Collected data
★ ★ ★

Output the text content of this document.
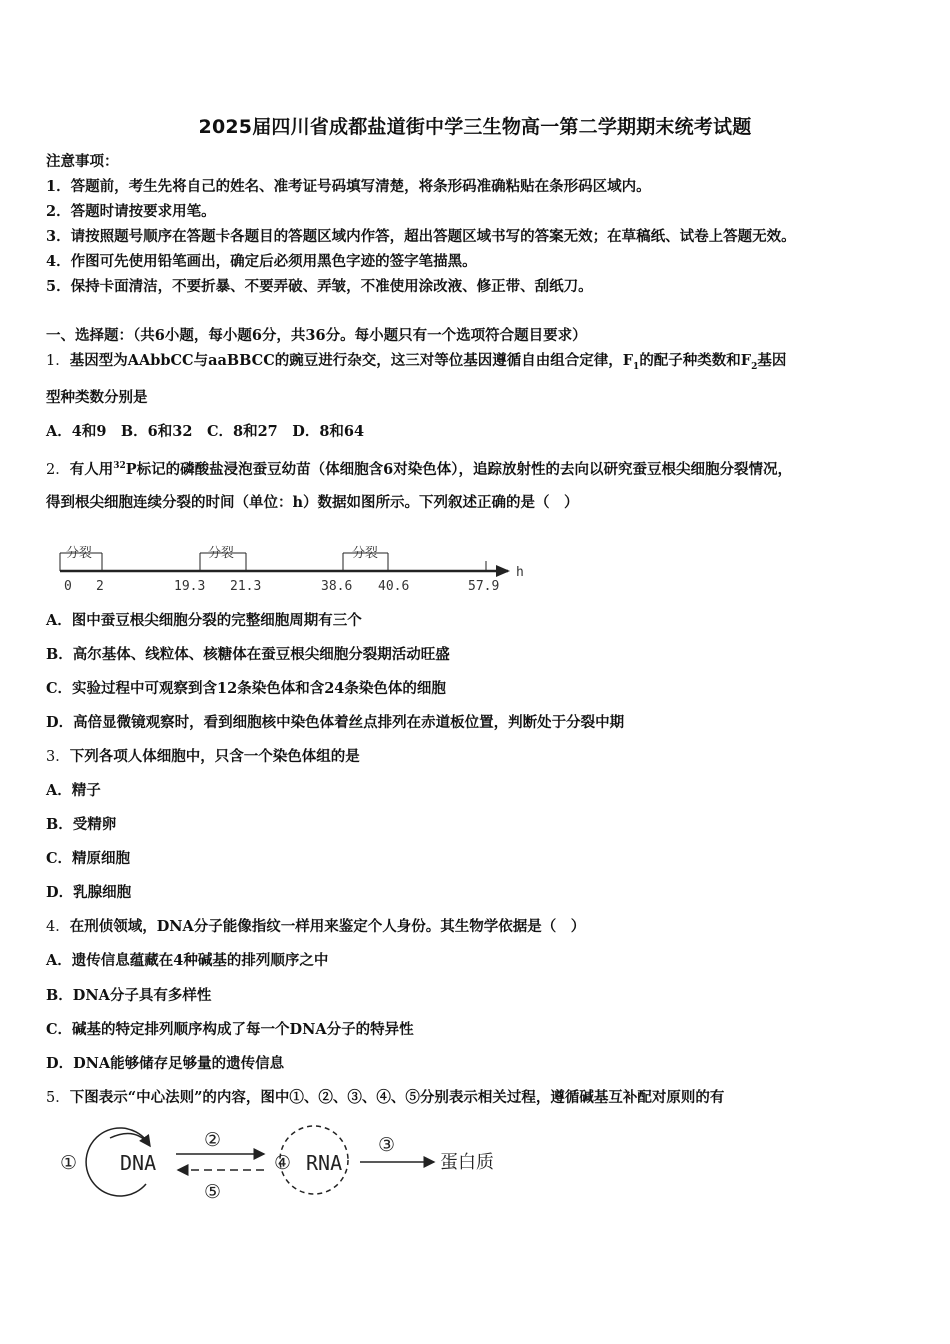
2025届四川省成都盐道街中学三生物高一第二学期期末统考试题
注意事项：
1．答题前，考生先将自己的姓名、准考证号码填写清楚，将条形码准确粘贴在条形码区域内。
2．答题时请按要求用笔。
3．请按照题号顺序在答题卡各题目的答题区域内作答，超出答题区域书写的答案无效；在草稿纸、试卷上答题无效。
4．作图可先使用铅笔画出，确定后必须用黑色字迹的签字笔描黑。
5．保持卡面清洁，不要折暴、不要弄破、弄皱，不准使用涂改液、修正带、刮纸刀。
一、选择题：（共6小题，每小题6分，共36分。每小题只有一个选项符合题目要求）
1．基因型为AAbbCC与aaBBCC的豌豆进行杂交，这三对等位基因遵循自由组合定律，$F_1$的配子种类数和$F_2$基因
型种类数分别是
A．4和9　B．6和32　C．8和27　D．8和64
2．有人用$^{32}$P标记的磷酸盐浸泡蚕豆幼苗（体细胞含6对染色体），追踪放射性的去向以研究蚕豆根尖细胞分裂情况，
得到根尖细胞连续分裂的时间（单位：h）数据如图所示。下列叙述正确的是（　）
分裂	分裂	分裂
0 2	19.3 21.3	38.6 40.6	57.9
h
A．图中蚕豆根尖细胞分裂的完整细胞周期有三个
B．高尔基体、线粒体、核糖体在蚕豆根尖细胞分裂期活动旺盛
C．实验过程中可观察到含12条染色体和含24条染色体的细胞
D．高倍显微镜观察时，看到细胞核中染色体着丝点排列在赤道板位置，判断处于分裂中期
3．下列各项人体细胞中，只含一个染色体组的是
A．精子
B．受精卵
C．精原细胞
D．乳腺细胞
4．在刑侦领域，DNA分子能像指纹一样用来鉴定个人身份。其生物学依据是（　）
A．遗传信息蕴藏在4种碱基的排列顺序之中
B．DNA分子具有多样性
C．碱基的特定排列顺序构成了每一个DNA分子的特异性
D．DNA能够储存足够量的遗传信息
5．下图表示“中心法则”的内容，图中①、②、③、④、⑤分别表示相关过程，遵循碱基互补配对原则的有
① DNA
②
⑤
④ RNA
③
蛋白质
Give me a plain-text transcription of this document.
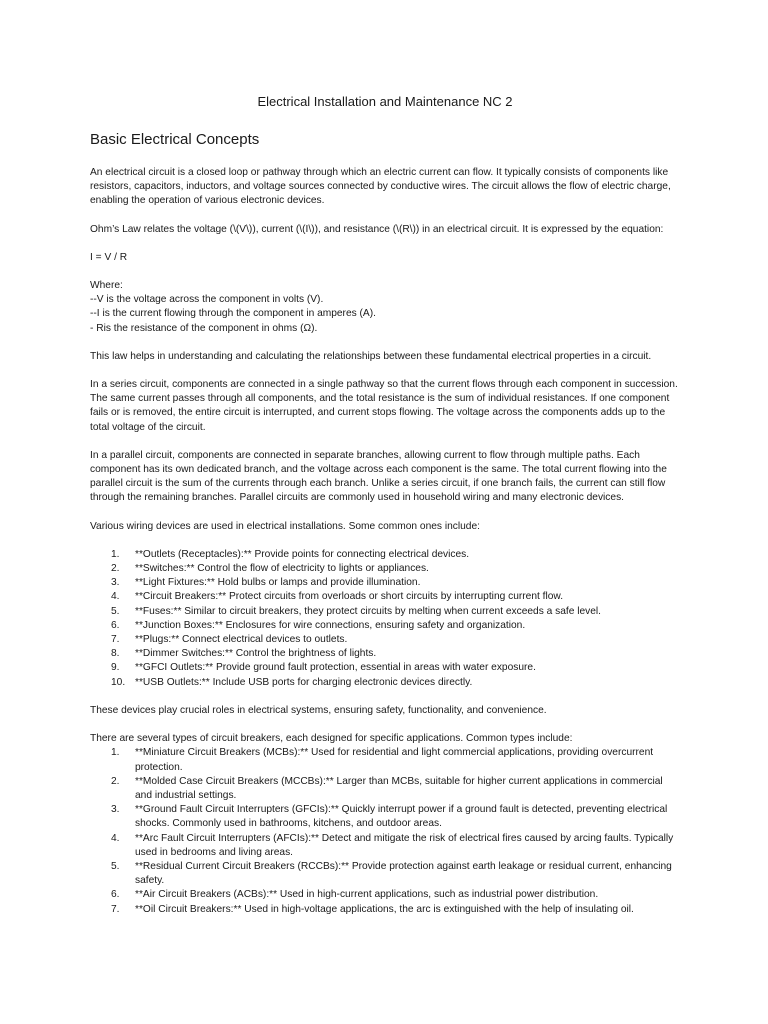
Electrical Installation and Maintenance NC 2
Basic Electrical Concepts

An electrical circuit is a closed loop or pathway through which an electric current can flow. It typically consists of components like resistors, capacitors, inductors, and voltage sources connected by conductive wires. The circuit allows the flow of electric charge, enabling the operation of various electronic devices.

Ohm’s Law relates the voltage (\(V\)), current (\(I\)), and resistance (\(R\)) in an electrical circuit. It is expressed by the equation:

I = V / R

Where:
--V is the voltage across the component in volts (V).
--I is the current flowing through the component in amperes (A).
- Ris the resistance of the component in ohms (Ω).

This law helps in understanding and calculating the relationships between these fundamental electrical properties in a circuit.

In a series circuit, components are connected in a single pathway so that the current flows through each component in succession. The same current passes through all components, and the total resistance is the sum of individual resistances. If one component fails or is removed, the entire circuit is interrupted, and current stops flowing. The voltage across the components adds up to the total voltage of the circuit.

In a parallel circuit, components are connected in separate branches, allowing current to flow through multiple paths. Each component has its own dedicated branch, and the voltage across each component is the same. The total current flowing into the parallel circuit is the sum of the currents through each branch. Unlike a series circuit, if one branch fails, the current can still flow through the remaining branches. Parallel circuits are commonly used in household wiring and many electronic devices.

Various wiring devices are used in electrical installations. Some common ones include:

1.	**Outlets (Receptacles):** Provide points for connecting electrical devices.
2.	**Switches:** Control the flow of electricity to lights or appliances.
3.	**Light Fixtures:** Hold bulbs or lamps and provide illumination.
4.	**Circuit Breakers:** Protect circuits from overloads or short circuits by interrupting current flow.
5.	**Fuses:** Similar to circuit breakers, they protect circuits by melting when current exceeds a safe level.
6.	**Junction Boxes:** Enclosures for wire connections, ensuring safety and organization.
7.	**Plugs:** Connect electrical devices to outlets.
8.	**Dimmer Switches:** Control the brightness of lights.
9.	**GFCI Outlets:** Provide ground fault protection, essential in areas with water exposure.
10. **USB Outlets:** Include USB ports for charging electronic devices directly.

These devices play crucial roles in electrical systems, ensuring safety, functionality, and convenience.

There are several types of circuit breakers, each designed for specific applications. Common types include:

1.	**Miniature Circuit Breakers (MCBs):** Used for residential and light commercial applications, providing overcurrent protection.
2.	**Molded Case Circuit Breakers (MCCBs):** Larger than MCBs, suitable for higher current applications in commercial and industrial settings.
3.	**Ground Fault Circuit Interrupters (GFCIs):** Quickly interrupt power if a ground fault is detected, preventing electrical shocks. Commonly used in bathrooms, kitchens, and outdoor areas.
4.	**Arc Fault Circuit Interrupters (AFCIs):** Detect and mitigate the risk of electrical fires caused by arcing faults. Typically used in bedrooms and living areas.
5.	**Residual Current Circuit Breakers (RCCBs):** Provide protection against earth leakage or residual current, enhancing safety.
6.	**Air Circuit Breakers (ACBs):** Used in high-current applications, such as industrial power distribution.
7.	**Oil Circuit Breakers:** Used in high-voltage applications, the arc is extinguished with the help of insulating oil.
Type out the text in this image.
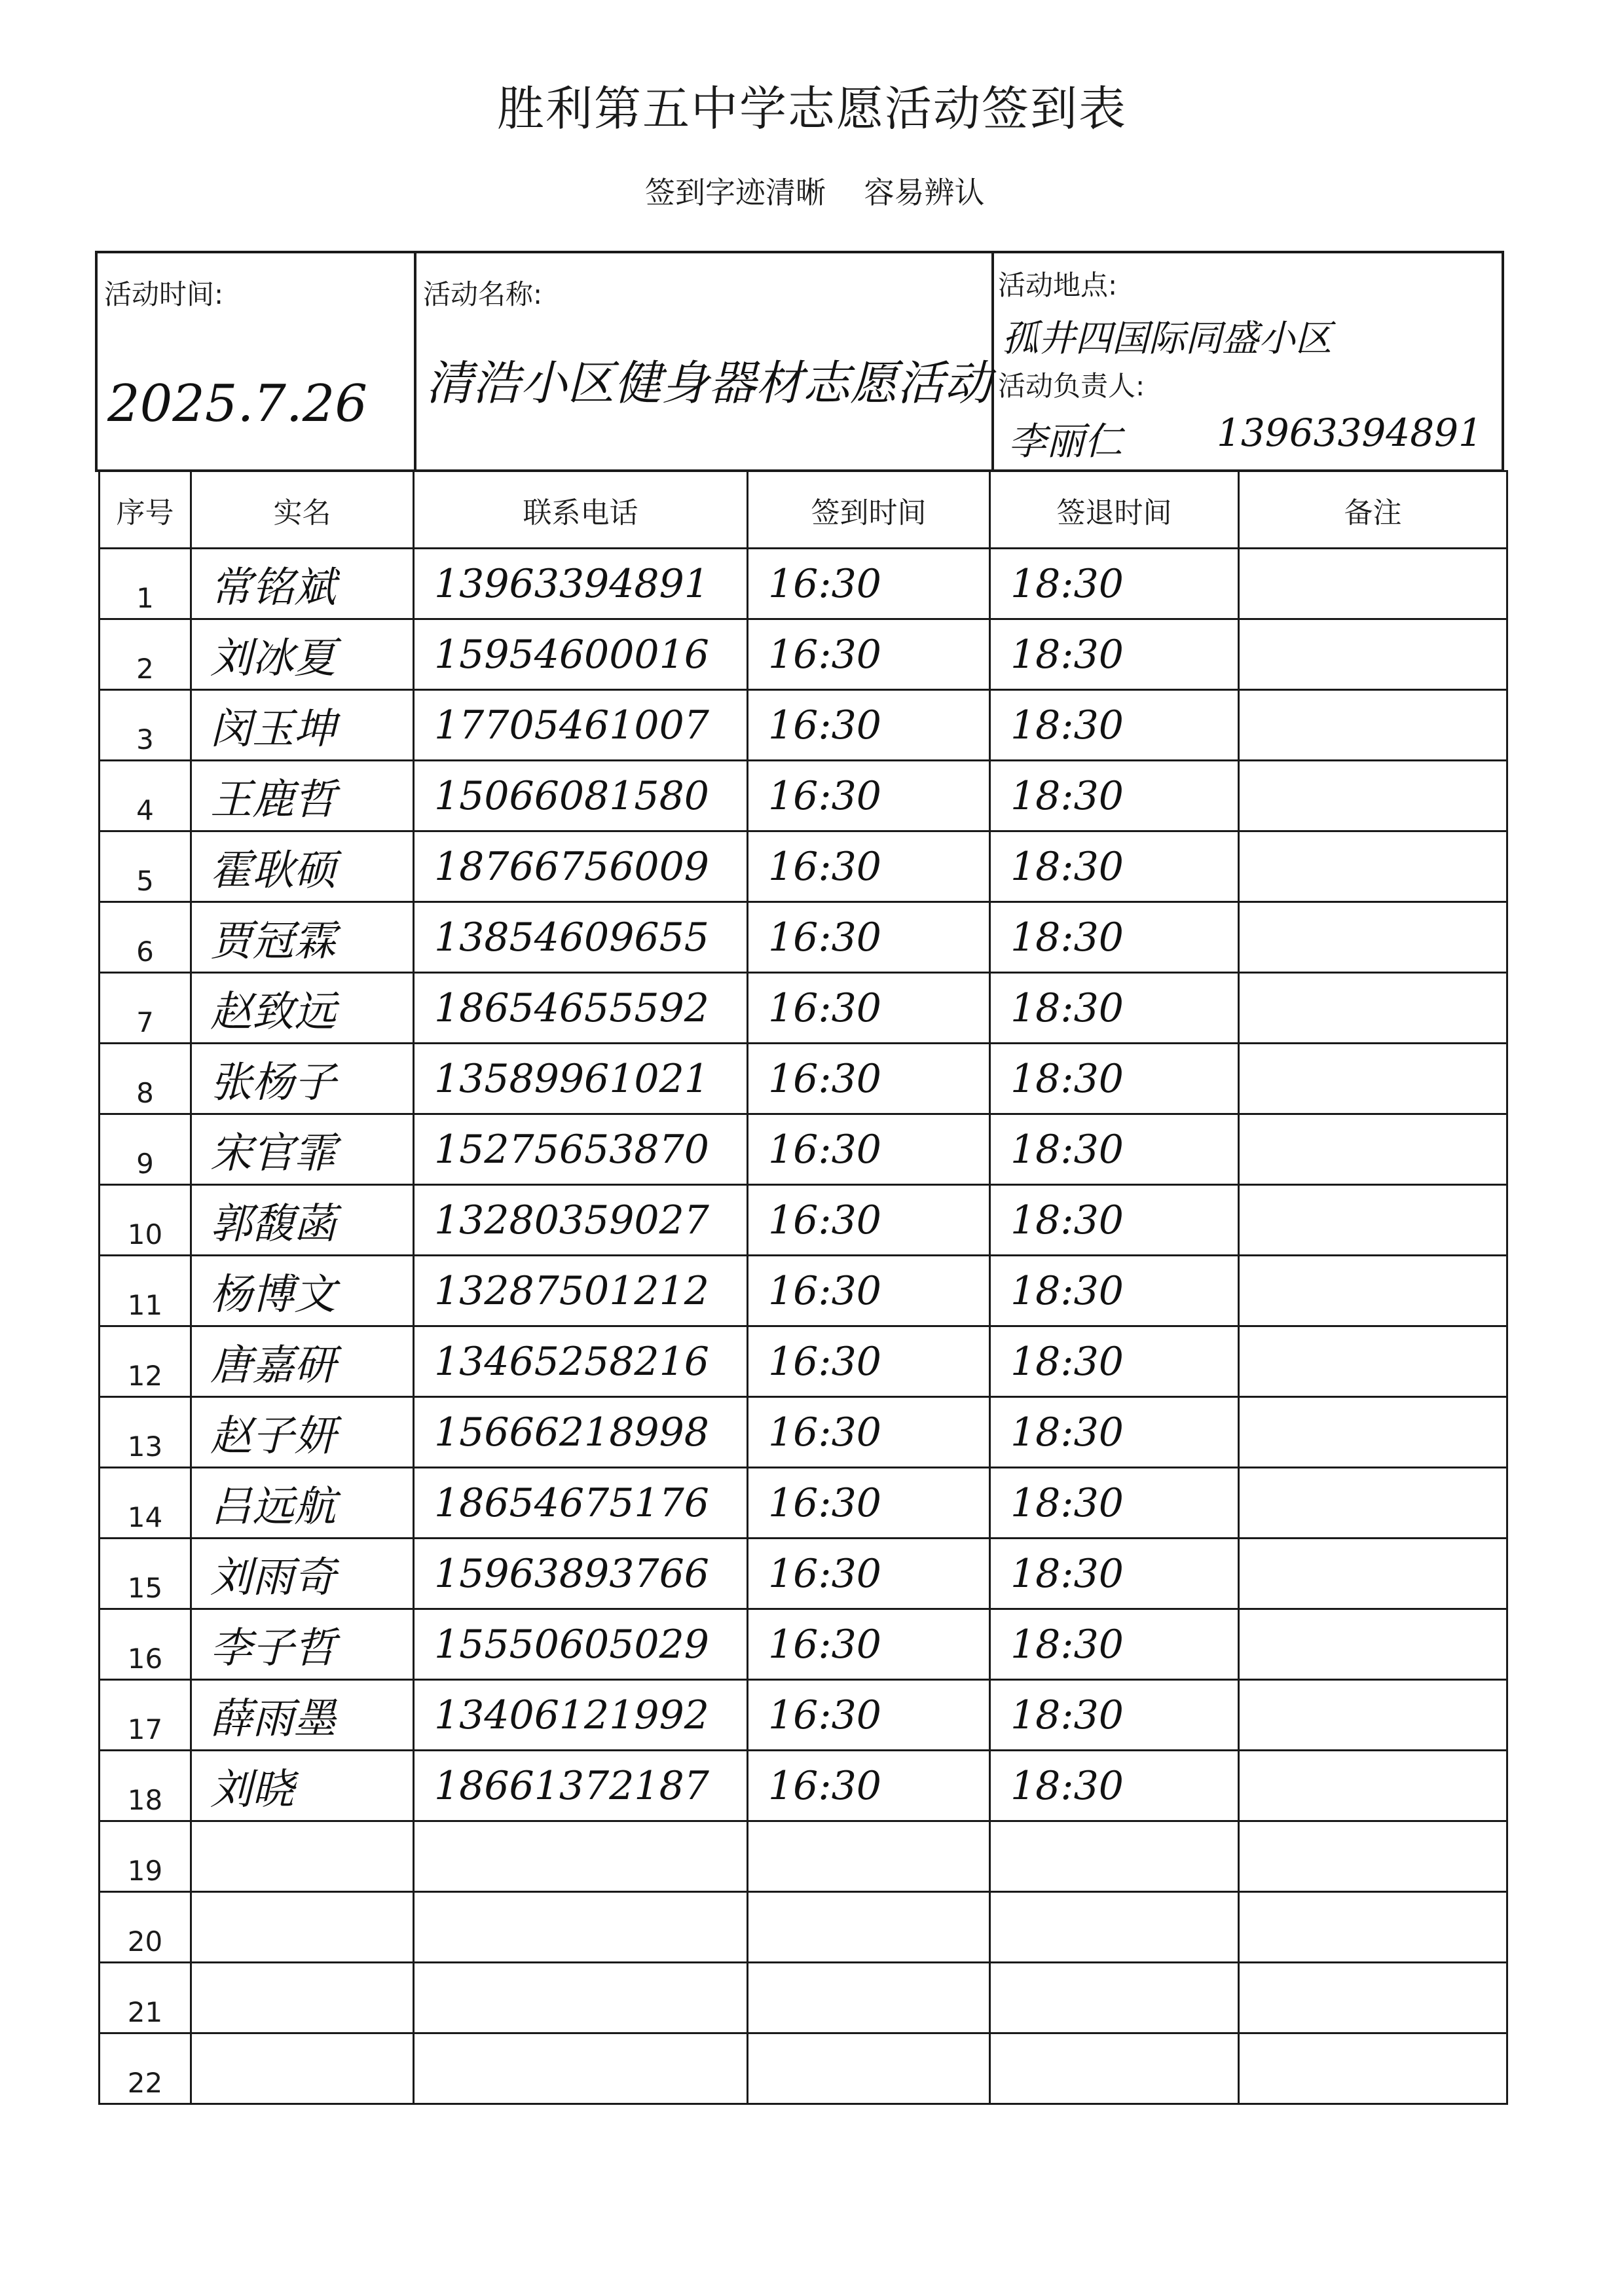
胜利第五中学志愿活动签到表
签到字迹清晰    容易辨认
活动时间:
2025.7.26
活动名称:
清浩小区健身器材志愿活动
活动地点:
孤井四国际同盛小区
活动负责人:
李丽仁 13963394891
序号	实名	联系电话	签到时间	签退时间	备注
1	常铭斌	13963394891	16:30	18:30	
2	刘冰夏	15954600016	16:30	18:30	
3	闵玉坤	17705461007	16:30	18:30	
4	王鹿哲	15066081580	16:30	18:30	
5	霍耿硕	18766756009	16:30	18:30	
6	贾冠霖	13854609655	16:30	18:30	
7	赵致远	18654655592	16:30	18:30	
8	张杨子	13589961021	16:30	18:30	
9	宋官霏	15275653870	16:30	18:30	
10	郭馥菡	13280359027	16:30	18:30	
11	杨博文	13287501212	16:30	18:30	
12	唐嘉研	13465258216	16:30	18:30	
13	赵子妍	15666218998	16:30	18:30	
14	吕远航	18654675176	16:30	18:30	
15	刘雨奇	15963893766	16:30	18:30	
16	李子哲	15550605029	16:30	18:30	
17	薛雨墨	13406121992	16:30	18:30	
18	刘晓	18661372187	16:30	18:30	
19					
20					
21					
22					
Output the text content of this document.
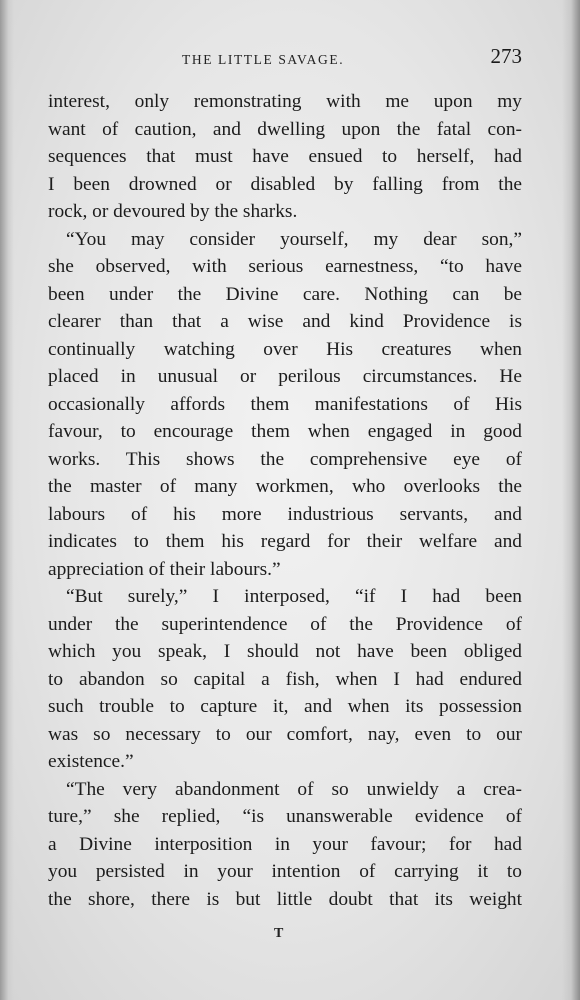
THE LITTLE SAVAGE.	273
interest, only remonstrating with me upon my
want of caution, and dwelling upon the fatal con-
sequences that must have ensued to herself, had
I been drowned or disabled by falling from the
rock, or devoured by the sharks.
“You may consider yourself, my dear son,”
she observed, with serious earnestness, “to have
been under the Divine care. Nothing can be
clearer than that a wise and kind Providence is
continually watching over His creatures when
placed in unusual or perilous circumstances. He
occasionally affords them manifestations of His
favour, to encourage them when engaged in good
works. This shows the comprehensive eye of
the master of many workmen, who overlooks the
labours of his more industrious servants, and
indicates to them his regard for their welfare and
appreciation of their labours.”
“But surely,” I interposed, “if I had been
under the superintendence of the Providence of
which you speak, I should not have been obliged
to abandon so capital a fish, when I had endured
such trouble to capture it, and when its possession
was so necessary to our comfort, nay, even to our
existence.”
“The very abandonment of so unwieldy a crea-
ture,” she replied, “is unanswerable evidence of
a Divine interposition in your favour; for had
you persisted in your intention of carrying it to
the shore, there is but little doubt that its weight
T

★ ★ ★

§ **Written instruction**:
Filter out every line that lacks the word "connected", and copy the rest.

§ **Output for this exercise**:
An electrical circuit is a closed loop or pathway through which an electric current can flow. It typically consists of components like resistors, capacitors, inductors, and voltage sources connected by conductive wires. The circuit allows the flow of electric charge, enabling the operation of various electronic devices.
In a series circuit, components are connected in a single pathway so that the current flows through each component in succession. The same current passes through all components, and the total resistance is the sum of individual resistances. If one component fails or is removed, the entire circuit is interrupted, and current stops flowing. The voltage across the components adds up to the total voltage of the circuit.
In a parallel circuit, components are connected in separate branches, allowing current to flow through multiple paths. Each component has its own dedicated branch, and the voltage across each component is the same. The total current flowing into the parallel circuit is the sum of the currents through each branch. Unlike a series circuit, if one branch fails, the current can still flow through the remaining branches. Parallel circuits are commonly used in household wiring and many electronic devices.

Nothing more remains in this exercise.